Stored data –
>> Start

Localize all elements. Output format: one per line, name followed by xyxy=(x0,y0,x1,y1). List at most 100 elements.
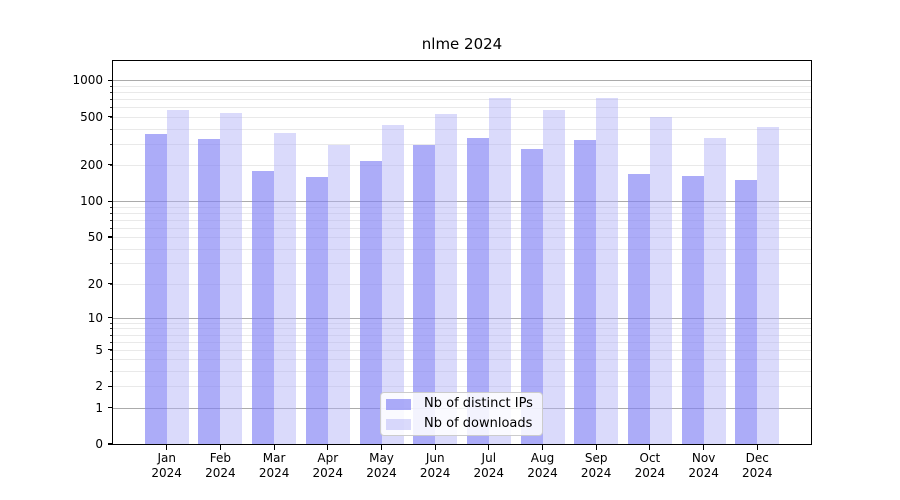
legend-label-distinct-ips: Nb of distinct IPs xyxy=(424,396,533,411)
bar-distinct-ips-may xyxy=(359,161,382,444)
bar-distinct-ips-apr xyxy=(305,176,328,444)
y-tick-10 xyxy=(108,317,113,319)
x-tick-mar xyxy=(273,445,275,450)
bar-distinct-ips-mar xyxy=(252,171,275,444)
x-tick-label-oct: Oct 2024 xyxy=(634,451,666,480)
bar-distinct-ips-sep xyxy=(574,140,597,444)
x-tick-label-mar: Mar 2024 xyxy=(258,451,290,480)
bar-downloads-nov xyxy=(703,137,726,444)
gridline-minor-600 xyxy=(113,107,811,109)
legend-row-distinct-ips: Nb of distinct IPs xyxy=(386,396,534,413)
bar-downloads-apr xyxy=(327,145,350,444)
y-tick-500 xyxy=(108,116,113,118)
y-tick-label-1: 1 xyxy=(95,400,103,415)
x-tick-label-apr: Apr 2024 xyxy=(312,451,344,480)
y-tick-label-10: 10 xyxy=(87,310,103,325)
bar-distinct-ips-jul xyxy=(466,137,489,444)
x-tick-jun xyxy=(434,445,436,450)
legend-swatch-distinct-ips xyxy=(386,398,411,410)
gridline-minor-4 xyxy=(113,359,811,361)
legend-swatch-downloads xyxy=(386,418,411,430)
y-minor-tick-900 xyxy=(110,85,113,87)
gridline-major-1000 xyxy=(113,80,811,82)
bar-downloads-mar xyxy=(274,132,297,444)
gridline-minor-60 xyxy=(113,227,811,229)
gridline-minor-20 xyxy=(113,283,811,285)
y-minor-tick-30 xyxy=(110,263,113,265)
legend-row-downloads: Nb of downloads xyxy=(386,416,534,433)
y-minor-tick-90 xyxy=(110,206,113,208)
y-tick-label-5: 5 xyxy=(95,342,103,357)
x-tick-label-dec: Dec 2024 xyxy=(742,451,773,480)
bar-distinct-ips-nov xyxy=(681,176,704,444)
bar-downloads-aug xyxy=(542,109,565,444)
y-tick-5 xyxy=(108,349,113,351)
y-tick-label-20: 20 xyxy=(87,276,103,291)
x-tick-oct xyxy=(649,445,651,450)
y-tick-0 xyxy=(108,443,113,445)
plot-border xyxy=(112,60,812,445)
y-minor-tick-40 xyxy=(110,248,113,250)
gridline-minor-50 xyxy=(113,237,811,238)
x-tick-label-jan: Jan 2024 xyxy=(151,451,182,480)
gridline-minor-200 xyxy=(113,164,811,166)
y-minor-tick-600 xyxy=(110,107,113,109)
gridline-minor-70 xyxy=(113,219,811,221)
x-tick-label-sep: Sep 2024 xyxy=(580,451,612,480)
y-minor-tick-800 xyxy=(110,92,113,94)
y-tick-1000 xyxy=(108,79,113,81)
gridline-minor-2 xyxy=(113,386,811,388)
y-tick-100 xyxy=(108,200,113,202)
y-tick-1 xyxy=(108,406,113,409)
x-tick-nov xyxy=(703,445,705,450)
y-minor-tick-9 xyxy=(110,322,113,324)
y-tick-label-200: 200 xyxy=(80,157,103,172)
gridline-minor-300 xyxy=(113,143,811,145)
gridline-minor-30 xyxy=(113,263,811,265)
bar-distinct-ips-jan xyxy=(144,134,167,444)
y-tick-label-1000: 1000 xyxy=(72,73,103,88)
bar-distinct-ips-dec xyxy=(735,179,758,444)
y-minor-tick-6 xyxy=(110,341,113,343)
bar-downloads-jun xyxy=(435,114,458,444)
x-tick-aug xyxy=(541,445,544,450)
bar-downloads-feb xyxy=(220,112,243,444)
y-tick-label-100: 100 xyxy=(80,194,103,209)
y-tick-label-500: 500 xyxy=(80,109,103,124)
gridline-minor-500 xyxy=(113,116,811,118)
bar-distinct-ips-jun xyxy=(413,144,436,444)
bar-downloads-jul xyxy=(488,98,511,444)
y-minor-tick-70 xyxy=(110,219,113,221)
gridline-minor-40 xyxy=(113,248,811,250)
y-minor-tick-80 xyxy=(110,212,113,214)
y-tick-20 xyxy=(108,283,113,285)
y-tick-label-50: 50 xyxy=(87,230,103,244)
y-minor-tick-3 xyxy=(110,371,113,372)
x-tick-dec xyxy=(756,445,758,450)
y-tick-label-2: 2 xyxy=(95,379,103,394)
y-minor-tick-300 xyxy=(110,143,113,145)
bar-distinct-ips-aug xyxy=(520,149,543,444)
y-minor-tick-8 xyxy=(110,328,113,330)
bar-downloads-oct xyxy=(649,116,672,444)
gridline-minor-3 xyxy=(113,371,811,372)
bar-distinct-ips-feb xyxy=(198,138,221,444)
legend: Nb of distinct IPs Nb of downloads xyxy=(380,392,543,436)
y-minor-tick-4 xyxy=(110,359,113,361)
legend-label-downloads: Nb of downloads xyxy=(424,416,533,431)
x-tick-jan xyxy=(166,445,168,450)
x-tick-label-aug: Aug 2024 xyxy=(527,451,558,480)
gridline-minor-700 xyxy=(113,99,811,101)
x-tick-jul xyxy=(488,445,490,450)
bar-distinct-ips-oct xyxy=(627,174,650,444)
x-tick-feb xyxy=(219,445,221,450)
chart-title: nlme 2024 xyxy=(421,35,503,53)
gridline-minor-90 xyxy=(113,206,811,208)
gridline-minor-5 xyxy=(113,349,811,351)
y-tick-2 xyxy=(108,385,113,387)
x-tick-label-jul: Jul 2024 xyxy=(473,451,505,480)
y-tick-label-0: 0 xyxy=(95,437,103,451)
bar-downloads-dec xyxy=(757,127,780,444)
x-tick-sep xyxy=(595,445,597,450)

>> End
>> Start

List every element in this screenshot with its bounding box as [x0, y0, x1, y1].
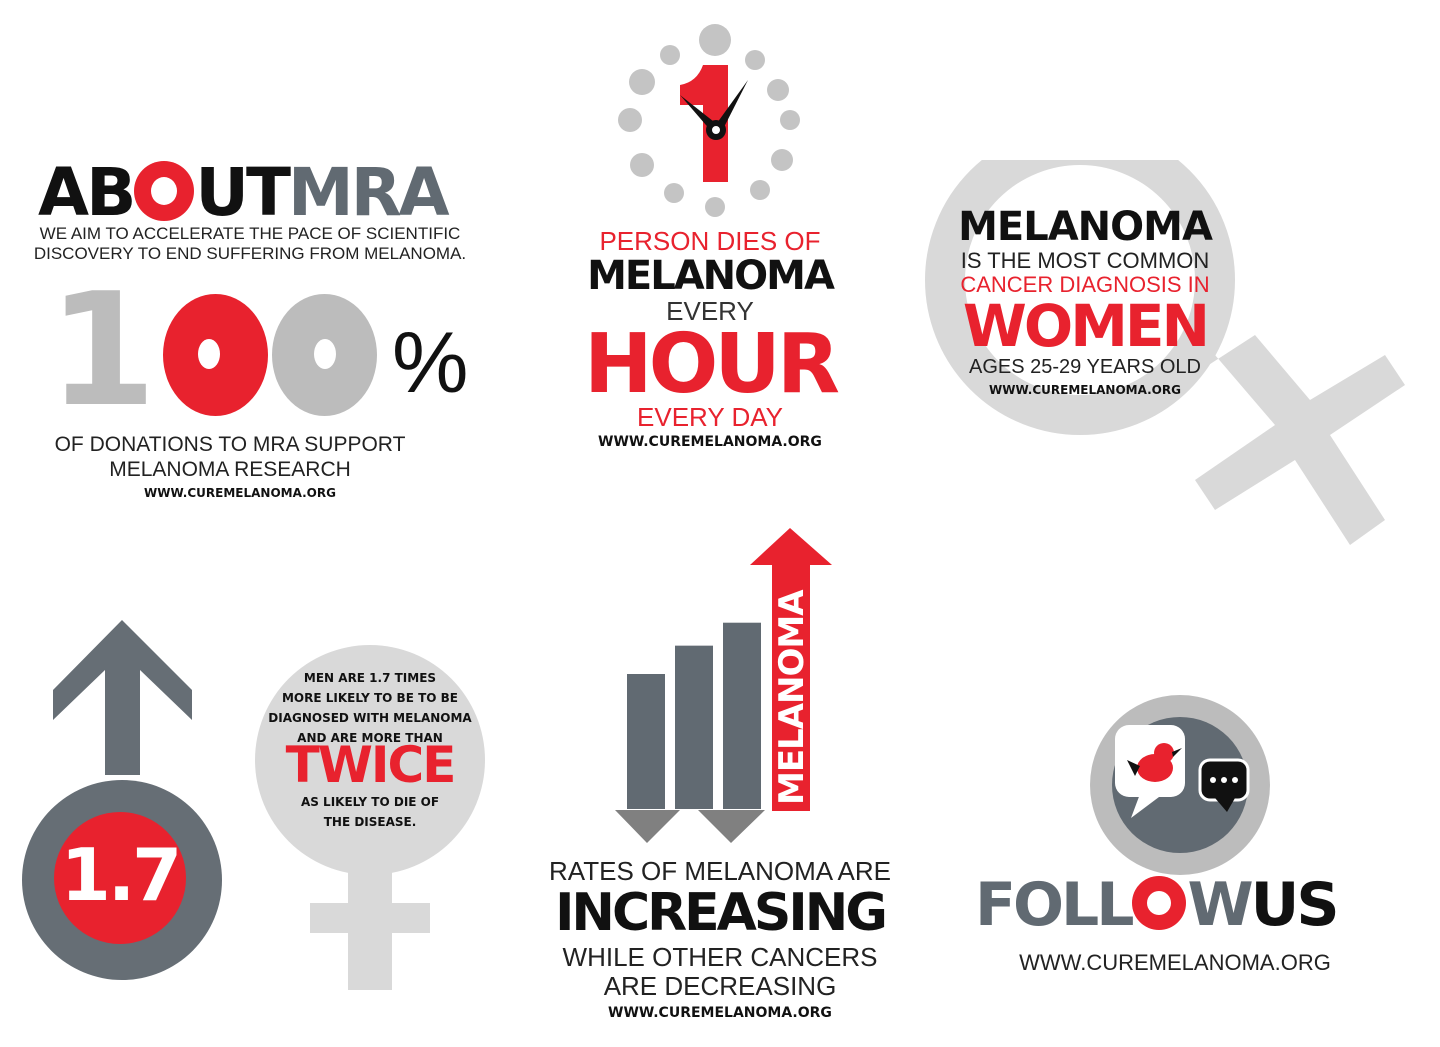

>> End

Stated problem –
Rewrite the entries from the line with "Localize all elements." through the line with "gridline-minor-2 xyxy=(113,386,811,388)", replacing "legend-swatch" with "legend-marker" and keeping everything else the same. Give only those lines, without the pictures.

Output below –
Localize all elements. Output format: one per line, name followed by xyxy=(x0,y0,x1,y1). List at most 100 elements.
legend-label-distinct-ips: Nb of distinct IPs xyxy=(424,396,533,411)
bar-distinct-ips-may xyxy=(359,161,382,444)
bar-distinct-ips-apr xyxy=(305,176,328,444)
y-tick-10 xyxy=(108,317,113,319)
x-tick-mar xyxy=(273,445,275,450)
bar-distinct-ips-mar xyxy=(252,171,275,444)
x-tick-label-oct: Oct 2024 xyxy=(634,451,666,480)
bar-distinct-ips-sep xyxy=(574,140,597,444)
x-tick-label-mar: Mar 2024 xyxy=(258,451,290,480)
bar-downloads-nov xyxy=(703,137,726,444)
gridline-minor-600 xyxy=(113,107,811,109)
legend-row-distinct-ips: Nb of distinct IPs xyxy=(386,396,534,413)
bar-downloads-apr xyxy=(327,145,350,444)
y-tick-500 xyxy=(108,116,113,118)
y-tick-label-1: 1 xyxy=(95,400,103,415)
x-tick-label-apr: Apr 2024 xyxy=(312,451,344,480)
y-tick-label-10: 10 xyxy=(87,310,103,325)
bar-distinct-ips-jul xyxy=(466,137,489,444)
x-tick-jun xyxy=(434,445,436,450)
legend-marker-distinct-ips xyxy=(386,398,411,410)
gridline-minor-4 xyxy=(113,359,811,361)
legend-marker-downloads xyxy=(386,418,411,430)
y-minor-tick-900 xyxy=(110,85,113,87)
gridline-major-1000 xyxy=(113,80,811,82)
bar-downloads-mar xyxy=(274,132,297,444)
gridline-minor-60 xyxy=(113,227,811,229)
gridline-minor-20 xyxy=(113,283,811,285)
y-minor-tick-30 xyxy=(110,263,113,265)
legend-row-downloads: Nb of downloads xyxy=(386,416,534,433)
y-minor-tick-90 xyxy=(110,206,113,208)
y-tick-label-5: 5 xyxy=(95,342,103,357)
x-tick-label-dec: Dec 2024 xyxy=(742,451,773,480)
bar-distinct-ips-nov xyxy=(681,176,704,444)
bar-downloads-aug xyxy=(542,109,565,444)
y-tick-5 xyxy=(108,349,113,351)
y-tick-label-20: 20 xyxy=(87,276,103,291)
x-tick-oct xyxy=(649,445,651,450)
y-tick-0 xyxy=(108,443,113,445)
plot-border xyxy=(112,60,812,445)
y-minor-tick-40 xyxy=(110,248,113,250)
gridline-minor-50 xyxy=(113,237,811,238)
x-tick-label-jan: Jan 2024 xyxy=(151,451,182,480)
gridline-minor-200 xyxy=(113,164,811,166)
y-minor-tick-600 xyxy=(110,107,113,109)
gridline-minor-70 xyxy=(113,219,811,221)
x-tick-label-sep: Sep 2024 xyxy=(580,451,612,480)
y-minor-tick-800 xyxy=(110,92,113,94)
y-tick-1000 xyxy=(108,79,113,81)
gridline-minor-2 xyxy=(113,386,811,388)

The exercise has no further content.